━━━ SUPPLIED DATA
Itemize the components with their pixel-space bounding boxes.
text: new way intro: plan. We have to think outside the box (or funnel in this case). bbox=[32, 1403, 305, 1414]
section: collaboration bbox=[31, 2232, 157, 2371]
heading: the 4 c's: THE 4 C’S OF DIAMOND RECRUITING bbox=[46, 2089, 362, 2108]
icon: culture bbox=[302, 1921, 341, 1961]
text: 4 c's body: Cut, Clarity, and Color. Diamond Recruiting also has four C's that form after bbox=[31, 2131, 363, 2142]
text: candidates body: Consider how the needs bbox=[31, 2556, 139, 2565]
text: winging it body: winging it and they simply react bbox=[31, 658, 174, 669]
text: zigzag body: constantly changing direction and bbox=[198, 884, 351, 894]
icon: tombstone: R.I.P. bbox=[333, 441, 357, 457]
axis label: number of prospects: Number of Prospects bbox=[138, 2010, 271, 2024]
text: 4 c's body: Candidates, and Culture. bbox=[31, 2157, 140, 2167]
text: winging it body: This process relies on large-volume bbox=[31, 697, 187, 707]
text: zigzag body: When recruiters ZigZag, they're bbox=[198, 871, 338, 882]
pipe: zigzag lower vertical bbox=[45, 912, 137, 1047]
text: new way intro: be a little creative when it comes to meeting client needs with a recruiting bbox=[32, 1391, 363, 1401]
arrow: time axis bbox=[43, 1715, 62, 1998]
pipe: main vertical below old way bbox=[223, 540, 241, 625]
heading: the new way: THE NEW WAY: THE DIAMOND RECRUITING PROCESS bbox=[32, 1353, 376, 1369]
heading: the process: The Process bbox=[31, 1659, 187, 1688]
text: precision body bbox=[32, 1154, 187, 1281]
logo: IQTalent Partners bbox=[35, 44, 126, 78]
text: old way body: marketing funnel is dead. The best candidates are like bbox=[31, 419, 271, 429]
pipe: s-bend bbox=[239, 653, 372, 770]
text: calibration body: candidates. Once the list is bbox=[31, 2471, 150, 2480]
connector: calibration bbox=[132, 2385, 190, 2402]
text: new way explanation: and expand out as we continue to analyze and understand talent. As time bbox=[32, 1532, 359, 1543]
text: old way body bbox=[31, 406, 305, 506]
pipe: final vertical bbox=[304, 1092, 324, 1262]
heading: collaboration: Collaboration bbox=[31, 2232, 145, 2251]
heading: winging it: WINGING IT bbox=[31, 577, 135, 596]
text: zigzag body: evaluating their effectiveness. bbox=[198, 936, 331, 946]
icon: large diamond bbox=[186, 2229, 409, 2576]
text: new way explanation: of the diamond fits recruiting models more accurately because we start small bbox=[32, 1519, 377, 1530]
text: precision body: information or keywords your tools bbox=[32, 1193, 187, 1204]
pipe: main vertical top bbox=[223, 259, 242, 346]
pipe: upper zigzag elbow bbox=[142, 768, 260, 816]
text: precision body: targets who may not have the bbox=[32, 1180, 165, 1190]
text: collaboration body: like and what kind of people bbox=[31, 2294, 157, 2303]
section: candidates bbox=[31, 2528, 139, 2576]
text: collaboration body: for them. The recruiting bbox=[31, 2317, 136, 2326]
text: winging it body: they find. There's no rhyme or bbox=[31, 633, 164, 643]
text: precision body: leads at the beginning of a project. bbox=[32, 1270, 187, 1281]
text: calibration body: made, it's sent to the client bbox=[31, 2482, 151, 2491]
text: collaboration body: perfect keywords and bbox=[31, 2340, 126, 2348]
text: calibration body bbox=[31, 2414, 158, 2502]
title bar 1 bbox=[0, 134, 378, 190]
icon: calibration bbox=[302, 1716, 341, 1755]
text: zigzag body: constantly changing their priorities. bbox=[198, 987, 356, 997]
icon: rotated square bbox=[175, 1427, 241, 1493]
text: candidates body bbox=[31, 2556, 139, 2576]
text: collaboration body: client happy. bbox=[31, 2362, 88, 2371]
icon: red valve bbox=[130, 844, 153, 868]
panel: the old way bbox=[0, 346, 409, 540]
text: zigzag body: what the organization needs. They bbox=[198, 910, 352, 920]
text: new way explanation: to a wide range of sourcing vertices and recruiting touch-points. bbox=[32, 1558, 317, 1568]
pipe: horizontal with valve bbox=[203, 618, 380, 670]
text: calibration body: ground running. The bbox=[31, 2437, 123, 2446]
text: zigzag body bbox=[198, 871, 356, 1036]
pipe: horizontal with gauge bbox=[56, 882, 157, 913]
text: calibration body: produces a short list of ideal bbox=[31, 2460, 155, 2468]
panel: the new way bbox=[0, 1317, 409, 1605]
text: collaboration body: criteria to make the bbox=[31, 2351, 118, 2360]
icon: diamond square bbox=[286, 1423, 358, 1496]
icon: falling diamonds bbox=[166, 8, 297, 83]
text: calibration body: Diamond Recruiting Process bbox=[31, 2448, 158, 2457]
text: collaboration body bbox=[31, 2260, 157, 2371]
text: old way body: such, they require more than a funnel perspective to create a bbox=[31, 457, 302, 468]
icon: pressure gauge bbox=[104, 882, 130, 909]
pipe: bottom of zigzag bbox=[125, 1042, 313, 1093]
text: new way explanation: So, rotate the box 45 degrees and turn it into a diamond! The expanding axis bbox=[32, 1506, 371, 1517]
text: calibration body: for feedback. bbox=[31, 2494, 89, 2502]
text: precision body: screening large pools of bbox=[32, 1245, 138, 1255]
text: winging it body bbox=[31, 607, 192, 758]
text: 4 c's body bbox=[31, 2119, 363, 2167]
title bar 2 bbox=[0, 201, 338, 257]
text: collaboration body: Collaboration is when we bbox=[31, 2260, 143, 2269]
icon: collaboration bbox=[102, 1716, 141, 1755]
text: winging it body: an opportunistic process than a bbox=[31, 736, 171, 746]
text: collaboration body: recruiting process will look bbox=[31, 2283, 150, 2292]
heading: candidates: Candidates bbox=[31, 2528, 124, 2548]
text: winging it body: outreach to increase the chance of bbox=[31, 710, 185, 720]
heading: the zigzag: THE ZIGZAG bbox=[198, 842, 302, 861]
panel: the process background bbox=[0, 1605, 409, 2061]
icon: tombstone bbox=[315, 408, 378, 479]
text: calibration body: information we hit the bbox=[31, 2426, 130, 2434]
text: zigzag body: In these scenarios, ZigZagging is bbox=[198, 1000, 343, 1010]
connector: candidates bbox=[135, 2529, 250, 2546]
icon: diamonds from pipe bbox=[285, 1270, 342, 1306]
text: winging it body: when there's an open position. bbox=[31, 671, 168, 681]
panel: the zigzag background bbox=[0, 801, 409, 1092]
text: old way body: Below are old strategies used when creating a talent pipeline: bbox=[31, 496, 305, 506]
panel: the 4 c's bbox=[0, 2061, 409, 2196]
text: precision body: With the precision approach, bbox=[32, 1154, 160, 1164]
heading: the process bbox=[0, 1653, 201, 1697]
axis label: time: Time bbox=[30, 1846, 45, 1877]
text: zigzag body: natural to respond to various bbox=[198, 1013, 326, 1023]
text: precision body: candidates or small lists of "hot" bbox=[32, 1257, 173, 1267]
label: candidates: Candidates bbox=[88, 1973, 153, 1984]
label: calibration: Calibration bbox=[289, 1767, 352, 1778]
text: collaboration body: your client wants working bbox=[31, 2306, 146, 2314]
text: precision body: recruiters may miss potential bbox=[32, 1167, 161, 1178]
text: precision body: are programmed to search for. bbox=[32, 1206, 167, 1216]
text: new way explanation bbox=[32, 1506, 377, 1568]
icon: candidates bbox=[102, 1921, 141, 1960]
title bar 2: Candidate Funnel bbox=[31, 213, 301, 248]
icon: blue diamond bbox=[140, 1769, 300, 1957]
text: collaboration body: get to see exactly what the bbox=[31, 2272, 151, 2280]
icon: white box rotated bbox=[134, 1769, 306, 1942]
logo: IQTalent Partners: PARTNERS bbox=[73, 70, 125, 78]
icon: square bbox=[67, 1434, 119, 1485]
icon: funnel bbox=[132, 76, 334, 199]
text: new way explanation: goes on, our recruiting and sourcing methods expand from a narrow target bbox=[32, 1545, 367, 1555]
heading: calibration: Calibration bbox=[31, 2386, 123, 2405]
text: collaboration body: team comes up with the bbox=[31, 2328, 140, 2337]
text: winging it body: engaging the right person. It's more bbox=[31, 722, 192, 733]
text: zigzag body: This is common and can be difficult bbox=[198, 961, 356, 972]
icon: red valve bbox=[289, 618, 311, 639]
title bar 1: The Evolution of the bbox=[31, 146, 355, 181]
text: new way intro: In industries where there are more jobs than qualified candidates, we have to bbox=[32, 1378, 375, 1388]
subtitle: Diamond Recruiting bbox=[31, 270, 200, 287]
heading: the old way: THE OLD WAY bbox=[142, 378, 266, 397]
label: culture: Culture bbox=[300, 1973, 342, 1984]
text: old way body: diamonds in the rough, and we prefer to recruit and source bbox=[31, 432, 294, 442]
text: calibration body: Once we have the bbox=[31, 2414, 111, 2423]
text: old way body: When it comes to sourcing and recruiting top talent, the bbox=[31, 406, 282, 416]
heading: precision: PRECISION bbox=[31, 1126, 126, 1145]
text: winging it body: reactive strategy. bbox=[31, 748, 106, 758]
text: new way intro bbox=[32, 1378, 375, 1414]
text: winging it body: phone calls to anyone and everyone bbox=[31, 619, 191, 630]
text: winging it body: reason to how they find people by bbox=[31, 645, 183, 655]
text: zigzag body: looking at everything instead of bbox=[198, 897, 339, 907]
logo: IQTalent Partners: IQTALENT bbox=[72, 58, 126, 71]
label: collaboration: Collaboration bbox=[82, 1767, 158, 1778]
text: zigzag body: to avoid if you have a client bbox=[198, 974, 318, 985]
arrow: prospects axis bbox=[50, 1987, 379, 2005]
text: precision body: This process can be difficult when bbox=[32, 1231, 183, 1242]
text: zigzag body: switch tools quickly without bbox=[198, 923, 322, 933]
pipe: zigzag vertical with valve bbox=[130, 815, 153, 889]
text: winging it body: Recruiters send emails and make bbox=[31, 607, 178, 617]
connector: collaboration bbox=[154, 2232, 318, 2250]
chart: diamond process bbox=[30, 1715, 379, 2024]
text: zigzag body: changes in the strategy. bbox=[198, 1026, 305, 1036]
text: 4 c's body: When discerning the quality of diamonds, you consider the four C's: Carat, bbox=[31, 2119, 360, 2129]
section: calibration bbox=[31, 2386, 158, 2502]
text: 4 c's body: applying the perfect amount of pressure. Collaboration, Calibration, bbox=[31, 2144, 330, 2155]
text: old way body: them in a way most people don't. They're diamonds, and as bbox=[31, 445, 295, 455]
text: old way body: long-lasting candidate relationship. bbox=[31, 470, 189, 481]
━━━━━━
━━━ SUPPLIED DATA
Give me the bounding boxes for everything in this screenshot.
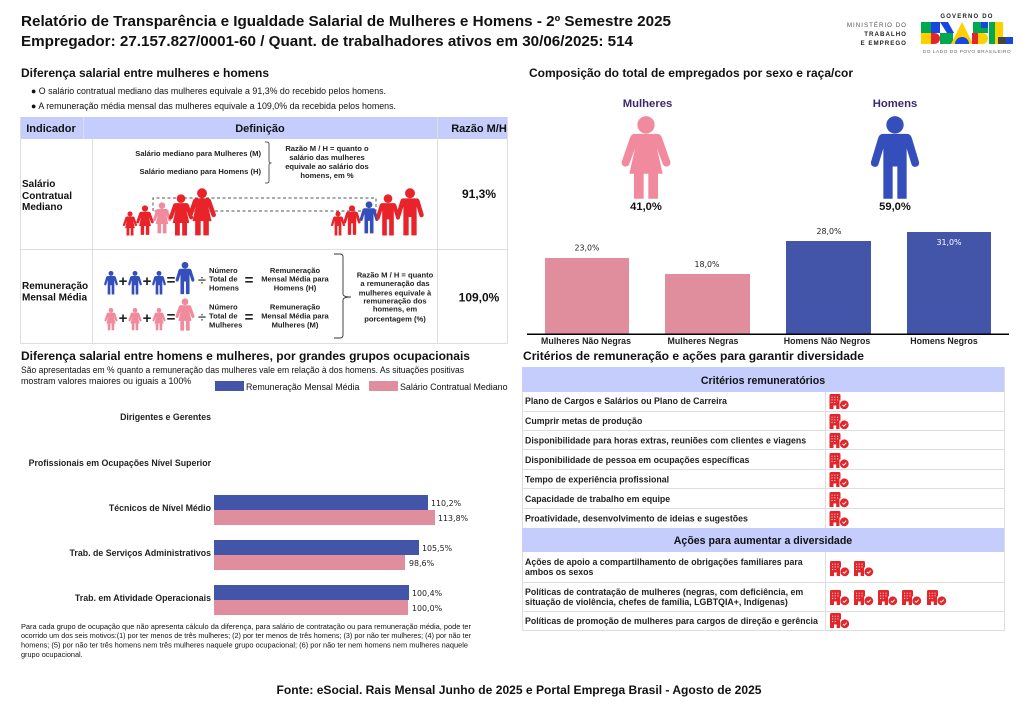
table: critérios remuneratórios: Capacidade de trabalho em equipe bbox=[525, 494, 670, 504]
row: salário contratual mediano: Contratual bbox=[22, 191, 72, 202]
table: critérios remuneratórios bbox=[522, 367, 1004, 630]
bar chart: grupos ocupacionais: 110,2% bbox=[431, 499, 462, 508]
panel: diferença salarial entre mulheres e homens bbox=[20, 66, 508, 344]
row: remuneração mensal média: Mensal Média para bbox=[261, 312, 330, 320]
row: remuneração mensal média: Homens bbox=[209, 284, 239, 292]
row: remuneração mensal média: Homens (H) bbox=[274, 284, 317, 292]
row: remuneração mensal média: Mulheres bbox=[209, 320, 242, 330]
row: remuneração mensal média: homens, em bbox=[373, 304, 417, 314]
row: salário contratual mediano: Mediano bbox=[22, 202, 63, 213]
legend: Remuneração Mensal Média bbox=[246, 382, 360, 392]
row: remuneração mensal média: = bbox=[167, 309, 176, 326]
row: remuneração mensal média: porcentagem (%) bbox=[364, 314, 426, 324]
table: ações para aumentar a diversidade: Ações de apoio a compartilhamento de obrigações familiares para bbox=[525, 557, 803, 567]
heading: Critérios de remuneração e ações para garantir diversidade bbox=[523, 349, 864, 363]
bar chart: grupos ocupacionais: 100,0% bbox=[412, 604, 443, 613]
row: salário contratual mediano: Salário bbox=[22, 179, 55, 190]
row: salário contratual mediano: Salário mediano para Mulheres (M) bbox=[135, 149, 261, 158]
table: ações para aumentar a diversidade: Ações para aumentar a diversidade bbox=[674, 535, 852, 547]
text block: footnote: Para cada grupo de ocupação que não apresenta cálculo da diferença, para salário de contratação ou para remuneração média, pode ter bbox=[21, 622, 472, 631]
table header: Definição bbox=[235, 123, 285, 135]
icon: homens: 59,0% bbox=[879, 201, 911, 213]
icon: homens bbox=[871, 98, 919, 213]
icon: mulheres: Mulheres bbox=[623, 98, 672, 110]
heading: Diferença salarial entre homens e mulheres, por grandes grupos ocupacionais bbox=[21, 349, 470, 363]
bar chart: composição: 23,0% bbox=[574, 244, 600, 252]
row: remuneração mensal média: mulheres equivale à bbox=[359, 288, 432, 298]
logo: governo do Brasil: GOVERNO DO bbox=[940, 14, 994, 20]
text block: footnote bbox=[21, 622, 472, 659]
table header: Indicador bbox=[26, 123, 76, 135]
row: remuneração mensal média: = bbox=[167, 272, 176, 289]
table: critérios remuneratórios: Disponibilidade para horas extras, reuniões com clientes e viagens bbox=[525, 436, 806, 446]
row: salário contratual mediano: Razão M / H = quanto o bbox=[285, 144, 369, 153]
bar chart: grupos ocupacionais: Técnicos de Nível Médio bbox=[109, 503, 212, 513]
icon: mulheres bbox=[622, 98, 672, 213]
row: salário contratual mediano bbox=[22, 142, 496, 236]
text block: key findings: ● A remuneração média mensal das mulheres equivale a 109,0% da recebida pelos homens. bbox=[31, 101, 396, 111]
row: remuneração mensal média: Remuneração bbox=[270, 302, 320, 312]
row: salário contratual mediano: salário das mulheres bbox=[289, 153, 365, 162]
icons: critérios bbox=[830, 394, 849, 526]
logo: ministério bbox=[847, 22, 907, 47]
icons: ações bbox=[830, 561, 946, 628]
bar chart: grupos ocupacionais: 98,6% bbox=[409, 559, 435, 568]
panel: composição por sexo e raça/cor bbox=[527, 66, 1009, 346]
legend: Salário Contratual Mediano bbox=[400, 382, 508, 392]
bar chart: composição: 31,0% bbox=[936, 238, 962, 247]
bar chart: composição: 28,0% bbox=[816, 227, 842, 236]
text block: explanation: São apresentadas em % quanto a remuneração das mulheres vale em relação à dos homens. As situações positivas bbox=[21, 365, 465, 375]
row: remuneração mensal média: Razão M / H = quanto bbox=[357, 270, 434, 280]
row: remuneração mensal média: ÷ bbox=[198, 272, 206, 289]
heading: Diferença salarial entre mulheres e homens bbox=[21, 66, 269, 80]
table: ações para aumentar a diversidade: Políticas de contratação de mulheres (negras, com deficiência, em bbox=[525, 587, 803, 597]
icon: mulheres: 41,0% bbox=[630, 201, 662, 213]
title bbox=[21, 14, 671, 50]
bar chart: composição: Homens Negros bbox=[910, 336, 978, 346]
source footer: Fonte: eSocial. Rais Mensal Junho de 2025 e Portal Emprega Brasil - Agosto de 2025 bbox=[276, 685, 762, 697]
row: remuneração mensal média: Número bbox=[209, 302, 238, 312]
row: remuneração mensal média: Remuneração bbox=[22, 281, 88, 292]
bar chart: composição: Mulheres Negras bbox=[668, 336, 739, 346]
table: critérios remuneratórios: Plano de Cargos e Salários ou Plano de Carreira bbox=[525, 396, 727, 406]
━━━━━━
YOUR INSTRUCTIONS >>
In the entries, from the line with "Itemize the components" to the line with "text: 4 c's body: Cut, Clarity, and", substitute "image-space" for "pixel-space" and give back only those lines, otherwise unchanged.

RESPONSE TO THE EXERCISE >>
Itemize the components with their image-space bounding boxes.
text: new way intro: plan. We have to think outside the box (or funnel in this case). bbox=[32, 1403, 305, 1414]
section: collaboration bbox=[31, 2232, 157, 2371]
heading: the 4 c's: THE 4 C’S OF DIAMOND RECRUITING bbox=[46, 2089, 362, 2108]
icon: culture bbox=[302, 1921, 341, 1961]
text: 4 c's body: Cut, Clarity, and Color. Diamond Recruiting also has four C's that form after bbox=[31, 2131, 363, 2142]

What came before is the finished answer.